## [To do]
Emit the data below verbatim, stripping out any pictures.

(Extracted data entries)
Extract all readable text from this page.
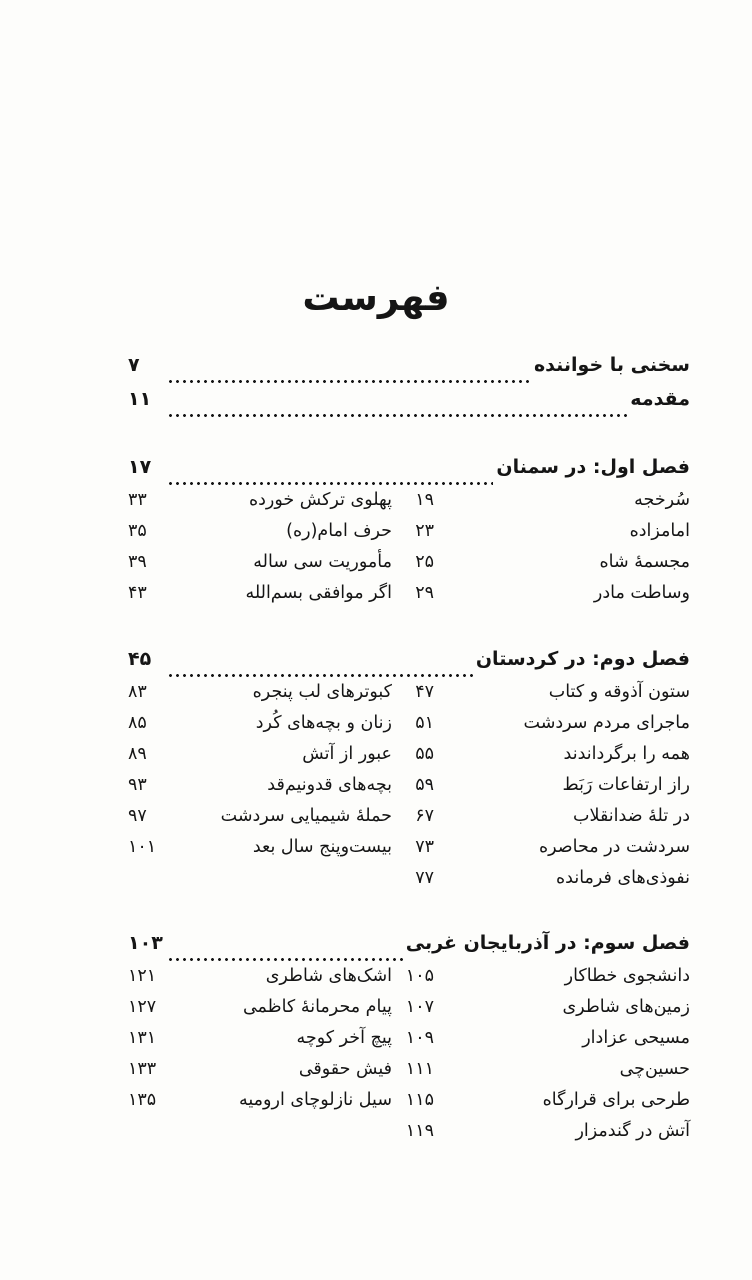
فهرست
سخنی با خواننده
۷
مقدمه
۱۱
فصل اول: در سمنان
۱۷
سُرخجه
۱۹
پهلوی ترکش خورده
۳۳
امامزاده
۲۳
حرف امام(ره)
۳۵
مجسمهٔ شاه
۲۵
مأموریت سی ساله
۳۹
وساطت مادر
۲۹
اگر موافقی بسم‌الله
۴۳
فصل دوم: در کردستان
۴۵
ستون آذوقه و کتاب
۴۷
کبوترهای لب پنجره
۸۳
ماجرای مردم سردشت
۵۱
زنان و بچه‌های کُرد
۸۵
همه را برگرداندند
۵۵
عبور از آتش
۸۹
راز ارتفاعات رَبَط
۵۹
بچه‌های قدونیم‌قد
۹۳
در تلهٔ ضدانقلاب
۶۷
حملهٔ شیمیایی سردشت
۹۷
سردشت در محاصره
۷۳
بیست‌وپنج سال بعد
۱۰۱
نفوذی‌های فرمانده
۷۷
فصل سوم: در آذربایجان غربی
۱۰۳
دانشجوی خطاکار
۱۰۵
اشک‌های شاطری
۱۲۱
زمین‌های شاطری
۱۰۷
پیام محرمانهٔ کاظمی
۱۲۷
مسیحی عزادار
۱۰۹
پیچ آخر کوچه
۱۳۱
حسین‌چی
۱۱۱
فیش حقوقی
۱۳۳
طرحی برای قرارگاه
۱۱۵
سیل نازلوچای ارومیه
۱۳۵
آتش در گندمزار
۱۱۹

## [Completed exercise]
Extract all readable text from this page.
فهرست
سخنی با خواننده
۷
مقدمه
۱۱
فصل اول: در سمنان
۱۷
سُرخجه
۱۹
پهلوی ترکش خورده
۳۳
امامزاده
۲۳
حرف امام(ره)
۳۵
مجسمهٔ شاه
۲۵
مأموریت سی ساله
۳۹
وساطت مادر
۲۹
اگر موافقی بسم‌الله
۴۳
فصل دوم: در کردستان
۴۵
ستون آذوقه و کتاب
۴۷
کبوترهای لب پنجره
۸۳
ماجرای مردم سردشت
۵۱
زنان و بچه‌های کُرد
۸۵
همه را برگرداندند
۵۵
عبور از آتش
۸۹
راز ارتفاعات رَبَط
۵۹
بچه‌های قدونیم‌قد
۹۳
در تلهٔ ضدانقلاب
۶۷
حملهٔ شیمیایی سردشت
۹۷
سردشت در محاصره
۷۳
بیست‌وپنج سال بعد
۱۰۱
نفوذی‌های فرمانده
۷۷
فصل سوم: در آذربایجان غربی
۱۰۳
دانشجوی خطاکار
۱۰۵
اشک‌های شاطری
۱۲۱
زمین‌های شاطری
۱۰۷
پیام محرمانهٔ کاظمی
۱۲۷
مسیحی عزادار
۱۰۹
پیچ آخر کوچه
۱۳۱
حسین‌چی
۱۱۱
فیش حقوقی
۱۳۳
طرحی برای قرارگاه
۱۱۵
سیل نازلوچای ارومیه
۱۳۵
آتش در گندمزار
۱۱۹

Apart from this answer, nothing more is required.